What to work on ->
How many lines in this material include the string "唱响经典"? Answer with the number and nothing further.

#####

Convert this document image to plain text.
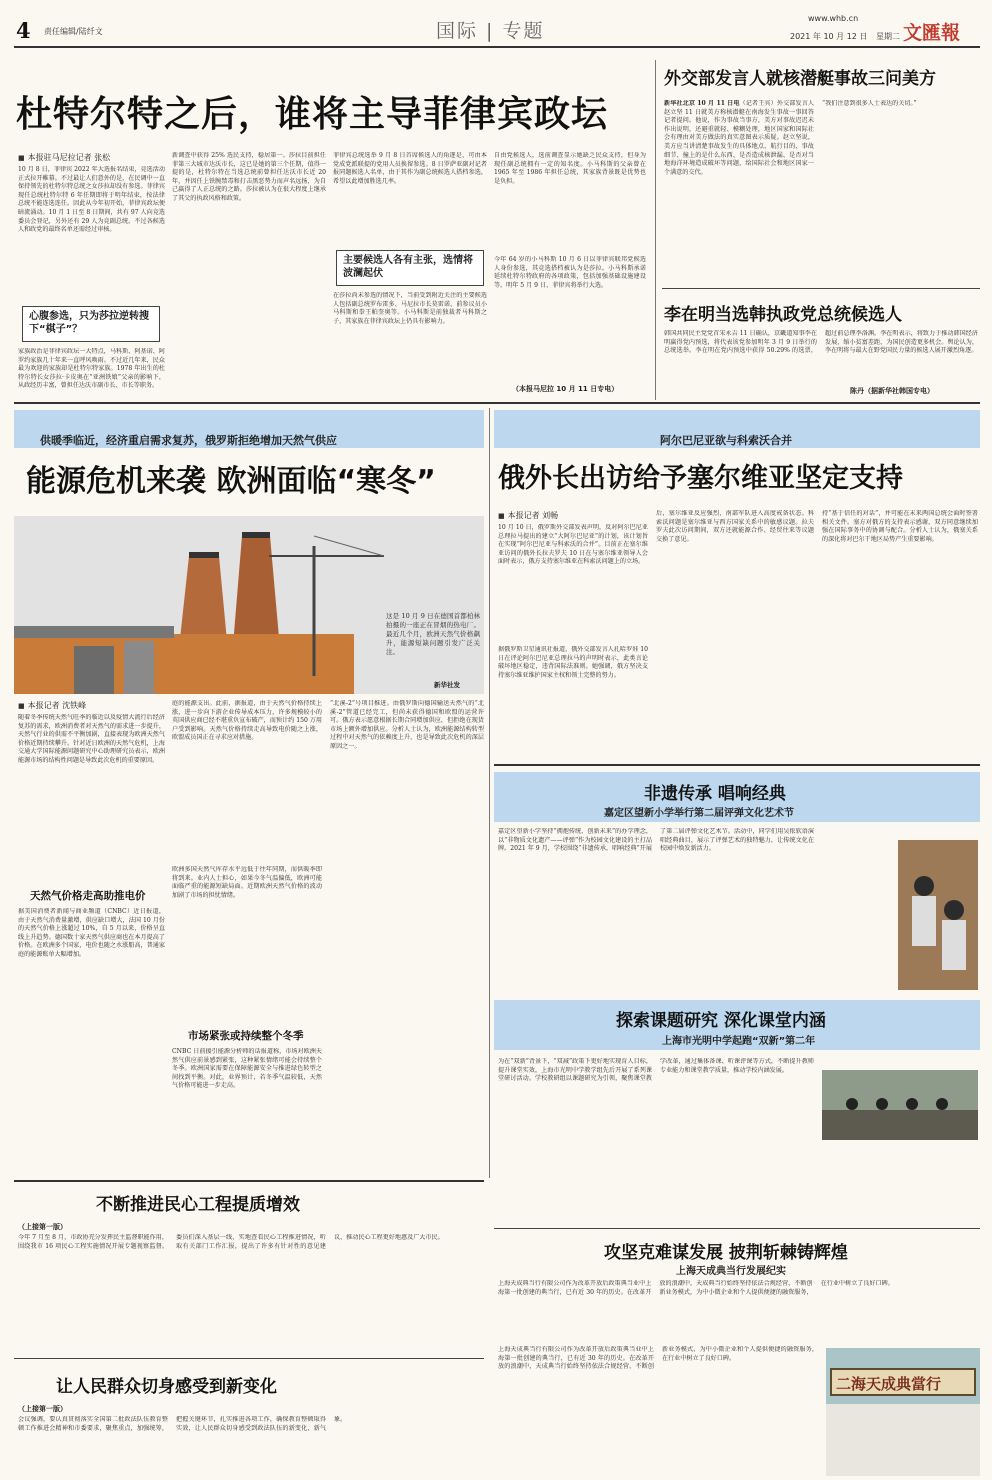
4 责任编辑/陆纤文	国际 | 专题
www.whb.cn
2021 年 10 月 12 日 星期二 文匯報
杜特尔特之后，谁将主导菲律宾政坛
■ 本报驻马尼拉记者 张松
10 月 8 日，菲律宾 2022 年大选报名结束，竞选活动正式拉开帷幕。不过最让人们意外的是，在民调中一直保持领先的杜特尔特总统之女莎拉却没有参选。菲律宾现任总统杜特尔特 6 年任期即将于明年结束，按法律总统不能连选连任。因此从今年初开始，菲律宾政坛便暗流涌动。10 月 1 日至 8 日期间，共有 97 人向竞选委员会登记，另外还有 29 人为竞副总统。不过各候选人和政党的最终名单还需经过审核。
心腹参选，只为莎拉逆转搜下“棋子”？
家族政治是菲律宾政坛一大特点，马科斯、阿基诺、阿罗约家族几十年来一直呼风唤雨。不过近几年来，民众最为欢迎的家族却是杜特尔特家族。1978 年出生的杜特尔特长女莎拉·卡皮奥在“亚洲铁娘”父亲的影响下，从政经历丰富，曾担任达沃市副市长、市长等职务。
新调查中获得 25% 选民支持，稳居第一。莎拉目前担任菲第三大城市达沃市长，这已是她的第三个任期，值得一提的是，杜特尔特在当选总统前曾担任达沃市长近 20 年，并因任上铁腕禁毒和打击黑恶势力而声名远扬，为自己赢得了人正总统的之路。莎拉被认为在很大程度上继承了其父的执政风格和政策。
菲律宾总统选举 9 月 8 日首席候选人的角逐是，可由本党成党派联提的党用人员换留参选。8 日罗萨亚副对记者报同题候选人名单，由于其作为副总统候选人搭档参选，希望以此增加胜选几率。
主要候选人各有主张，选情将波澜起伏
在莎拉尚未参选的情况下，当前受到附近关注的主要候选人包括副总统罗布雷多、马尼拉市长莫雷诺、前参议员小马科斯和拳王帕奎奥等。小马科斯是前独裁者马科斯之子，其家族在菲律宾政坛上仍具有影响力。
自由党候选人，选前调查显示她缺乏民众支持，但身为现任副总统拥有一定的知名度。小马科斯的父亲曾在 1965 年至 1986 年担任总统，其家族背景既是优势也是负担。
今年 64 岁的小马科斯 10 月 6 日以菲律宾联邦党候选人身份参选，其竞选搭档被认为是莎拉。小马科斯承诺延续杜特尔特政府的各项政策，包括加强基础设施建设等。明年 5 月 9 日，菲律宾将举行大选。
（本报马尼拉 10 月 11 日专电）
外交部发言人就核潜艇事故三问美方
新华社北京 10 月 11 日电（记者王宾）外交部发言人赵立坚 11 日就美方称核潜艇在南海发生事故一事回答记者提问。他说，作为事故当事方，美方对事故迟迟未作出说明，还避重就轻、模糊处理，地区国家和国际社会有理由对美方做法的真实意图表示质疑。赵立坚说，美方应当讲清楚事故发生的具体地点、航行目的、事故细节、撞上的是什么东西、是否造成核泄漏、是否对当地海洋环境造成破坏等问题，给国际社会和地区国家一个满意的交代。
“我们注意到很多人士表达的关切。”
李在明当选韩执政党总统候选人
韩国共同民主党党首宋永吉 11 日确认，京畿道知事李在明赢得党内预选，将代表该党参加明年 3 月 9 日举行的总统选举。李在明在党内预选中获得 50.29% 的选票，超过前总理李洛渊。李在明表示，将致力于推动韩国经济发展，缩小贫富差距，为国民创造更多机会。舆论认为，李在明将与最大在野党国民力量的候选人展开激烈角逐。
陈丹（据新华社韩国专电）
供暖季临近，经济重启需求复苏，俄罗斯拒绝增加天然气供应
能源危机来袭 欧洲面临“寒冬”
这是 10 月 9 日在德国首都柏林拍摄的一座正在冒烟的热电厂。最近几个月，欧洲天然气价格飙升，能源短缺问题引发广泛关注。
新华社发
■ 本报记者 沈铁峰
随着冬季传统天然气旺季的临近以及疫情大流行后经济复苏的需求，欧洲消费者对天然气的需求进一步提升，天然气行业的供需不平衡加剧，直接表现为欧洲天然气价格近期持续攀升。针对近日欧洲的天然气危机，上海交通大学国际能源问题研究中心助理研究员表示，欧洲能源市场的结构性问题是导致此次危机的重要原因。
天然气价格走高助推电价
据美国消费者新闻与商业频道（CNBC）近日报道，由于天然气消费量激增，供应缺口增大，法国 10 月份的天然气价格上涨超过 10%，自 5 月以来，价格呈直线上升趋势。德国数十家天然气供应商也在本月提高了价格。在欧洲多个国家，电价也随之水涨船高，普通家庭的能源账单大幅增加。
庭的能源支出。此前，据报道，由于天然气价格持续上涨，进一步向下游企业传导成本压力，许多规模较小的英国供应商已经不堪重负宣布破产，而预计约 150 万用户受到影响。天然气价格持续走高导致电价随之上涨，欧盟成员国正在寻求应对措施。
欧洲多国天然气库存水平远低于往年同期，而供暖季即将到来。业内人士担心，如果今冬气温偏低，欧洲可能面临严重的能源短缺局面。近期欧洲天然气价格的波动加剧了市场的担忧情绪。
市场紧张或持续整个冬季
CNBC 日前援引能源分析师的话报道称，市场对欧洲天然气供应前景感到紧张，这种紧张情绪可能会持续整个冬季。欧洲国家需要在保障能源安全与推进绿色转型之间找到平衡。对此，业界预计，若冬季气温较低，天然气价格可能进一步走高。
“北溪-2”号项目推进。由俄罗斯向德国输送天然气的“北溪-2”管道已经完工，但尚未获得德国和欧盟的运营许可。俄方表示愿意根据长期合同增加供应，但拒绝在现货市场上额外增加供应。分析人士认为，欧洲能源结构转型过程中对天然气的依赖度上升，也是导致此次危机的深层原因之一。
阿尔巴尼亚欲与科索沃合并
俄外长出访给予塞尔维亚坚定支持
■ 本报记者 刘畅
10 月 10 日，俄罗斯外交部发表声明，反对阿尔巴尼亚总理拉马提出的建立“大阿尔巴尼亚”的计划，该计划旨在实现“阿尔巴尼亚与科索沃的合并”。目前正在塞尔维亚访问的俄外长拉夫罗夫 10 日在与塞尔维亚领导人会面时表示，俄方支持塞尔维亚在科索沃问题上的立场。
据俄罗斯卫星通讯社报道，俄外交部发言人扎哈罗娃 10 日在评论阿尔巴尼亚总理拉马的声明时表示，此类言论破坏地区稳定，违背国际法准则。她强调，俄方坚决支持塞尔维亚维护国家主权和领土完整的努力。
后，塞尔维亚反应强烈，南部军队进入高度戒备状态。科索沃问题是塞尔维亚与西方国家关系中的敏感议题。拉夫罗夫此次访问期间，双方还就能源合作、经贸往来等议题交换了意见。
持“基于信任的对话”，并可能在未来两国总统会面时签署相关文件。塞方对俄方的支持表示感谢，双方同意继续加强在国际事务中的协调与配合。分析人士认为，俄塞关系的深化将对巴尔干地区局势产生重要影响。
非遗传承 唱响经典
嘉定区望新小学举行第二届评弹文化艺术节
嘉定区望新小学坚持“拥抱传统、创新未来”的办学理念，以“非物质文化遗产——评弹”作为校园文化建设的主打品牌。2021 年 9 月，学校围绕“非遗传承，唱响经典”开展了第二届评弹文化艺术节。活动中，同学们用吴侬软语演唱经典曲目，展示了评弹艺术的独特魅力，让传统文化在校园中焕发新活力。
探索课题研究 深化课堂内涵
上海市光明中学起跑“双新”第二年
为在“双新”背景下，“双减”政策下更好地实现育人目标，提升课堂实效，上海市光明中学教学组先后开展了系列课堂研讨活动。学校教研组以课题研究为引领，聚焦课堂教学改革，通过集体备课、听课评课等方式，不断提升教师专业能力和课堂教学质量，推动学校内涵发展。
攻坚克难谋发展 披荆斩棘铸辉煌
上海天成典当行发展纪实
上海天成典当行有限公司作为改革开放后政策典当业中上海第一批创建的典当行，已有近 30 年的历史。在改革开放的浪潮中，天成典当行始终坚持依法合规经营，不断创新业务模式，为中小微企业和个人提供便捷的融资服务，在行业中树立了良好口碑。
二海天成典當行
上海天成典当行有限公司作为改革开放后政策典当业中上海第一批创建的典当行，已有近 30 年的历史。在改革开放的浪潮中，天成典当行始终坚持依法合规经营，不断创新业务模式，为中小微企业和个人提供便捷的融资服务，在行业中树立了良好口碑。
不断推进民心工程提质增效
（上接第一版）
今年 7 月至 8 月，市政协充分发挥民主监督职能作用，围绕我市 16 项民心工程实施情况开展专题视察监督。委员们深入基层一线，实地查看民心工程推进情况，听取有关部门工作汇报，提出了许多有针对性的意见建议，推动民心工程更好地惠及广大市民。
让人民群众切身感受到新变化
（上接第一版）
会议强调，要认真贯彻落实全国第二批政法队伍教育整顿工作推进会精神和市委要求，聚焦重点，加强统筹，把握关键环节，扎实推进各项工作，确保教育整顿取得实效，让人民群众切身感受到政法队伍的新变化、新气象。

#####

Answer below ->
2